**Set task**
Copy each line with the word "TradingView" in it.

— BEGIN Supplied data —

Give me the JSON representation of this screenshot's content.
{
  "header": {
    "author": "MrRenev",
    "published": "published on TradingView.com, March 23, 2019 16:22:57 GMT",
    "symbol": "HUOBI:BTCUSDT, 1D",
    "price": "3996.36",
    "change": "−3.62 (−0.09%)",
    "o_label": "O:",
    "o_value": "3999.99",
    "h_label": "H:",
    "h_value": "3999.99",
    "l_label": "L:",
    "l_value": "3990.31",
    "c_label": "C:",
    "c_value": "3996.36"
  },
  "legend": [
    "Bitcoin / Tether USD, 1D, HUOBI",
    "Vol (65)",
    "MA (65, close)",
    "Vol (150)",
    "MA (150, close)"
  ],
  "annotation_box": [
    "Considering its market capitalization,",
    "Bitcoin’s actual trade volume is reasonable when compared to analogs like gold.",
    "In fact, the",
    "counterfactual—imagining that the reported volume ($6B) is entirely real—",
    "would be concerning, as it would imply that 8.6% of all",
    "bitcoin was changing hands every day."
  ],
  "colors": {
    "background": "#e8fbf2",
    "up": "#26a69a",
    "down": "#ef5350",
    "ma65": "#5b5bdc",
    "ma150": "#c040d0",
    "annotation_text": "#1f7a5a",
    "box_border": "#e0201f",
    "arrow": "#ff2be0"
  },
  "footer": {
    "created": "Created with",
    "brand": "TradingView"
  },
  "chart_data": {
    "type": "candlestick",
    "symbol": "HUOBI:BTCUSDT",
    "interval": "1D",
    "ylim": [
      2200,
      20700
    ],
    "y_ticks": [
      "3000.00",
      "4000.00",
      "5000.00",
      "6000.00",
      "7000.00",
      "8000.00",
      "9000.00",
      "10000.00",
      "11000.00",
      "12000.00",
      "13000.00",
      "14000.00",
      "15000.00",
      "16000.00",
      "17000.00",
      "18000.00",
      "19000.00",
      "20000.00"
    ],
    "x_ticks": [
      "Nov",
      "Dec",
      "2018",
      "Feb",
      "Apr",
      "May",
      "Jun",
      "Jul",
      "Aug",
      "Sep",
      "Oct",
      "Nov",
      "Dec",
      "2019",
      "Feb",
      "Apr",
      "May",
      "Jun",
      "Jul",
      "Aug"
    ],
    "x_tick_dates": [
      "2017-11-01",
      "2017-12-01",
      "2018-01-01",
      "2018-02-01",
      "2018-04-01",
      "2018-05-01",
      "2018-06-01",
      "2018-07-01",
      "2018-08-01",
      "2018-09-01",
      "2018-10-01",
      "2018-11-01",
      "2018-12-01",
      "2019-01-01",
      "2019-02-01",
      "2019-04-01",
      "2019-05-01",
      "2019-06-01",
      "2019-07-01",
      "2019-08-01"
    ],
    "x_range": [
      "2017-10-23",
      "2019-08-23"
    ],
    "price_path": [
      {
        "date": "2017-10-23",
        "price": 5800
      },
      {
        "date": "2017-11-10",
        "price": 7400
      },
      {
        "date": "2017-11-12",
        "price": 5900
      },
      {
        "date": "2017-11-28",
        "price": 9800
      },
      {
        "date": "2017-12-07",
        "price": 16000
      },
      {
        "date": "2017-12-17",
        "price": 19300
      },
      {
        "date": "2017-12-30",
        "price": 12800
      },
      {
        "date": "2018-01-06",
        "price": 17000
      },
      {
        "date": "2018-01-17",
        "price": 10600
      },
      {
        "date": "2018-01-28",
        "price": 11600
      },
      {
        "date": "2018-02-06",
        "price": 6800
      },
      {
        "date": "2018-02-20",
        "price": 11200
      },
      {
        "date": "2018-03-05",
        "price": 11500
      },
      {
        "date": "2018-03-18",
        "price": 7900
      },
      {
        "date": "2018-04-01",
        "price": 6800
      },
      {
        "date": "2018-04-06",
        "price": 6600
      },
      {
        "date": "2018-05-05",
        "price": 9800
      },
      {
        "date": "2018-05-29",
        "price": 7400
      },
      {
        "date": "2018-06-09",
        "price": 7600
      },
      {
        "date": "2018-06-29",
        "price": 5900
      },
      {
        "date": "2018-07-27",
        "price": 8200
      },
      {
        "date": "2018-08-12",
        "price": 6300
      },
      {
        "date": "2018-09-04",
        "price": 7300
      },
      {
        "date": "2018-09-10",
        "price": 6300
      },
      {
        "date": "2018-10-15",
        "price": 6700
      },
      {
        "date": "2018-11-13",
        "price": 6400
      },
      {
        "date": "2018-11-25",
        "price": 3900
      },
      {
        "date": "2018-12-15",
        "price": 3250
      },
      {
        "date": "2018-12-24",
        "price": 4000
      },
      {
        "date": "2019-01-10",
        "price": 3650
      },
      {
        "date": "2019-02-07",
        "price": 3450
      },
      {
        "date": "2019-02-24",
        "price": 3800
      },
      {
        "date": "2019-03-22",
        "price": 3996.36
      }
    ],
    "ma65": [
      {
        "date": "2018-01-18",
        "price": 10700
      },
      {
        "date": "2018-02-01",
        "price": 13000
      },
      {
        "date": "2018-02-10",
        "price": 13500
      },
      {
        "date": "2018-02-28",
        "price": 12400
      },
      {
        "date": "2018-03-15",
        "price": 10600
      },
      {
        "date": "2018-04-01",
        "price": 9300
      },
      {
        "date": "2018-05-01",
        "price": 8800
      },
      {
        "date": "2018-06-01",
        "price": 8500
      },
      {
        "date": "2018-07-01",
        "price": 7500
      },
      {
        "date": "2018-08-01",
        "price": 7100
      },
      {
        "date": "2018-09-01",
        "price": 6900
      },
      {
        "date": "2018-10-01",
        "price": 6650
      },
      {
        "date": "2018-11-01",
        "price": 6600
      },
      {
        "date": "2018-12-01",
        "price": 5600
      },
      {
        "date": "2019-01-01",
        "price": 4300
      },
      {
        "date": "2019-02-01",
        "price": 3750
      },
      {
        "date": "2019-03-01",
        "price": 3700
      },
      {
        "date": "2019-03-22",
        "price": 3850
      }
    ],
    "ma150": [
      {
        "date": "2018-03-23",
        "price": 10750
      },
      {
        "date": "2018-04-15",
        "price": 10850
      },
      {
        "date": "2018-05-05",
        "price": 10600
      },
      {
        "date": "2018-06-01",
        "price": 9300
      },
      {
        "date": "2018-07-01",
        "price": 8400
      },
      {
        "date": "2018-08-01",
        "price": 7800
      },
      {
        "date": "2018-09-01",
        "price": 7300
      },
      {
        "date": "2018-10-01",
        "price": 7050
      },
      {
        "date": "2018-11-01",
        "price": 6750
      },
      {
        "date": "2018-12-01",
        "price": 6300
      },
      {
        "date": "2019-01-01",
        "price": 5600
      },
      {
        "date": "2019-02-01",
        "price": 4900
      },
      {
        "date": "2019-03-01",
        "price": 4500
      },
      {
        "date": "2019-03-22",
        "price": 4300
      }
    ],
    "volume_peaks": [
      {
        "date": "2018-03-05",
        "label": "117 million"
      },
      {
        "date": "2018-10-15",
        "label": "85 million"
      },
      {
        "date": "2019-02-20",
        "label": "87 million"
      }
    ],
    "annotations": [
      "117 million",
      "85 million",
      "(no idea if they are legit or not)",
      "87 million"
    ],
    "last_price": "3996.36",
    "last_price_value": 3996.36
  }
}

— END Supplied data —

**Result for this task**
    "published": "published on TradingView.com, March 23, 2019 16:22:57 GMT",
    "brand": "TradingView"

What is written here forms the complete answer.